• **TASK BRIEF**: Gather up the lines with the word "photo" in them.

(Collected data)
>> Start
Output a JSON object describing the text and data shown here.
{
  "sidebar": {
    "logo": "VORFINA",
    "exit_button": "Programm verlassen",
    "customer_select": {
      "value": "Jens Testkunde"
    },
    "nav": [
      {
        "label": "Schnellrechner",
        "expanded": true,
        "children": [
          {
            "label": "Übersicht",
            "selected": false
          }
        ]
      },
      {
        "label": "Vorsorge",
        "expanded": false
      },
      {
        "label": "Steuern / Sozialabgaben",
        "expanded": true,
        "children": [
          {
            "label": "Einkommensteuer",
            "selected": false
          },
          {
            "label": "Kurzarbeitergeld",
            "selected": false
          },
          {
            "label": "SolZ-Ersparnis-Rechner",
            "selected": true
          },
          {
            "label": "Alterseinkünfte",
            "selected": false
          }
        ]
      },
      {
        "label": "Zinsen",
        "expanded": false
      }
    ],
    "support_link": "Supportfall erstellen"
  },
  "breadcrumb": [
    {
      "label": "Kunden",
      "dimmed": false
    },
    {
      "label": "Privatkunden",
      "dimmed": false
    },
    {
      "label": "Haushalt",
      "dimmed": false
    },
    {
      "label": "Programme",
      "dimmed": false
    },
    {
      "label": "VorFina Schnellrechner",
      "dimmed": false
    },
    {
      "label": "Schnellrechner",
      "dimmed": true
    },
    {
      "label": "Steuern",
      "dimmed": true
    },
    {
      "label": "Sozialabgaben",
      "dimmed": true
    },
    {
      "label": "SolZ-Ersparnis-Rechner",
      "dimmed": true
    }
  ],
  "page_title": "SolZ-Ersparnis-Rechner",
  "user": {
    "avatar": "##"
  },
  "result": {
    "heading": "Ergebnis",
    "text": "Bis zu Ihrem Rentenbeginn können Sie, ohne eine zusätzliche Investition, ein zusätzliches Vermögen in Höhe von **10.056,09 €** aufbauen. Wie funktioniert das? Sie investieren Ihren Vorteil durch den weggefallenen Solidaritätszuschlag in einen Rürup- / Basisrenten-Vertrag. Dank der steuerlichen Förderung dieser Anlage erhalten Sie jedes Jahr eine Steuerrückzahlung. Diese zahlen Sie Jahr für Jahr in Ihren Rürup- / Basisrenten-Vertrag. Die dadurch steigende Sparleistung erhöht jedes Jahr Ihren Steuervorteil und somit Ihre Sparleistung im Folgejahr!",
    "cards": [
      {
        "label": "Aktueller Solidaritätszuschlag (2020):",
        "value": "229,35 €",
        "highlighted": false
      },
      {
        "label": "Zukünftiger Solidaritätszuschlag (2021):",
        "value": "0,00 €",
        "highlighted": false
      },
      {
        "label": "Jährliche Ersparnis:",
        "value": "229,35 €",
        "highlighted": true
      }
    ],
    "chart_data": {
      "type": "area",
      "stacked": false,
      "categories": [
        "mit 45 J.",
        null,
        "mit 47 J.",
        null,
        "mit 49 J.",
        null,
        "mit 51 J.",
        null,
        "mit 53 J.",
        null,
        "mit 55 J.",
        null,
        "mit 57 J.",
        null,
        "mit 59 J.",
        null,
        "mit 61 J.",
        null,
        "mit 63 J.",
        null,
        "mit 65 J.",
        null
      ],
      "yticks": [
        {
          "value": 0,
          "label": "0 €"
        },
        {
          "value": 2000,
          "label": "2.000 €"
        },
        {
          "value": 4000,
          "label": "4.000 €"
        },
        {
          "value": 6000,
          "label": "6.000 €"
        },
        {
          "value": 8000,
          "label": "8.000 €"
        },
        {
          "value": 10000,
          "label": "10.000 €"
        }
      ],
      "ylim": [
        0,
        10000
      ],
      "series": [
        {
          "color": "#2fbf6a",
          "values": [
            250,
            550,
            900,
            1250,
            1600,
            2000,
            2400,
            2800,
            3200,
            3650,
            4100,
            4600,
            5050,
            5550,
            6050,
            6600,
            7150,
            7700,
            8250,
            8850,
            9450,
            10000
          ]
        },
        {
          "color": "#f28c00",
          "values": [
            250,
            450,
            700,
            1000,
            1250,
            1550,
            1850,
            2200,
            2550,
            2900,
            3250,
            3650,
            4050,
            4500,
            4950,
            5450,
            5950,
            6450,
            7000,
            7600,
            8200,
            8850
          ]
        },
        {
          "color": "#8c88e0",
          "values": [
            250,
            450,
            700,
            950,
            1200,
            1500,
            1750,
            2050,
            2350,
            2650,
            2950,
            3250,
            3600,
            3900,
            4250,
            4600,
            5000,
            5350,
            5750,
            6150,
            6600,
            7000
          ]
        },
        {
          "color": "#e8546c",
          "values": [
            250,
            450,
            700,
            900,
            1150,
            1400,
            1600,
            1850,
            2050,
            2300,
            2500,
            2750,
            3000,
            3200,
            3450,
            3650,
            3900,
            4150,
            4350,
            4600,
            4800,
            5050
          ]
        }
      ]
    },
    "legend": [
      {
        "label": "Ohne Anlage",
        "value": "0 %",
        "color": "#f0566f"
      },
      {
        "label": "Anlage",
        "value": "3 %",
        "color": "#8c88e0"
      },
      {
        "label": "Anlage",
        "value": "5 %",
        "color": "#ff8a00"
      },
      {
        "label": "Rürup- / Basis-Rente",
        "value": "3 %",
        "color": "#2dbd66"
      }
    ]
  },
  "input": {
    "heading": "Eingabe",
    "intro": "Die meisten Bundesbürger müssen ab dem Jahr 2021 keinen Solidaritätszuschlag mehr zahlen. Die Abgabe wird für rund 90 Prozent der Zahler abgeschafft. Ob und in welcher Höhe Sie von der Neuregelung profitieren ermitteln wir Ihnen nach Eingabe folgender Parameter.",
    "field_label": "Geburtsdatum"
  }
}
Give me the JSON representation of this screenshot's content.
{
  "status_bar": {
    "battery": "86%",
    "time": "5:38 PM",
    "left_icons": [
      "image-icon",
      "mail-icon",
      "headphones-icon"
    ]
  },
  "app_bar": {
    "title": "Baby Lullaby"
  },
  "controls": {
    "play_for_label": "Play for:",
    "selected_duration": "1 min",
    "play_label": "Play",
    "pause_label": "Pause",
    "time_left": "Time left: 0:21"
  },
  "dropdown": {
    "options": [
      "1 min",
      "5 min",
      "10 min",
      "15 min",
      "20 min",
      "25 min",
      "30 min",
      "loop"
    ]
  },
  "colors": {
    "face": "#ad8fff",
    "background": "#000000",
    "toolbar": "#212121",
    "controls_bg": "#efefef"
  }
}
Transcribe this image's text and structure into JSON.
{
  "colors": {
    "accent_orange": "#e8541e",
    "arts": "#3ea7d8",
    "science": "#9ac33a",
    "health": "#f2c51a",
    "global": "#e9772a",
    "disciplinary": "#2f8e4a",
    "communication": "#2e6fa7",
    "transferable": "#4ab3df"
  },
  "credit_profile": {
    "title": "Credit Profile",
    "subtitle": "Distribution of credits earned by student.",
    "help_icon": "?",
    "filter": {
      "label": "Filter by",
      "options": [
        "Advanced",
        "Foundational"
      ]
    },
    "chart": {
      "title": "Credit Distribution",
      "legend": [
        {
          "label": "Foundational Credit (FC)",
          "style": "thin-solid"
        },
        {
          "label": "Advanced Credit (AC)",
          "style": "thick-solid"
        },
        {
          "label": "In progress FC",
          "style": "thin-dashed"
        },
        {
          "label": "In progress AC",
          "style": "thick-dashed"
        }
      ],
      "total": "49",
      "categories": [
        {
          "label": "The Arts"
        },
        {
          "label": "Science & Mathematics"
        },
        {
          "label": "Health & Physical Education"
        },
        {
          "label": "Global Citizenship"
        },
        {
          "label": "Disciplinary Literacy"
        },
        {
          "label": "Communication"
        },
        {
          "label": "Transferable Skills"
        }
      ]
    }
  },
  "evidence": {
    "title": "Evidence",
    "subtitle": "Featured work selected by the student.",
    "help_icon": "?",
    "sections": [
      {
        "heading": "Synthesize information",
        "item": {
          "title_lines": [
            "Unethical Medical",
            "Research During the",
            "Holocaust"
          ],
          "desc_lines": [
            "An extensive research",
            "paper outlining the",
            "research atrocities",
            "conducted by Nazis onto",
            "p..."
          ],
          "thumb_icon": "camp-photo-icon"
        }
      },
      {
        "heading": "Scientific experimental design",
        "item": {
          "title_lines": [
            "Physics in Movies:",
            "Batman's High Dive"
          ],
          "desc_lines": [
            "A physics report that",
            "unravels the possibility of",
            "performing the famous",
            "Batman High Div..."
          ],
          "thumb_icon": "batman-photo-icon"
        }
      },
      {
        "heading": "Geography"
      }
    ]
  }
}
>> End
• **SOLUTION TO THE EXERCISE**:
          "thumb_icon": "camp-photo-icon"
          "thumb_icon": "batman-photo-icon"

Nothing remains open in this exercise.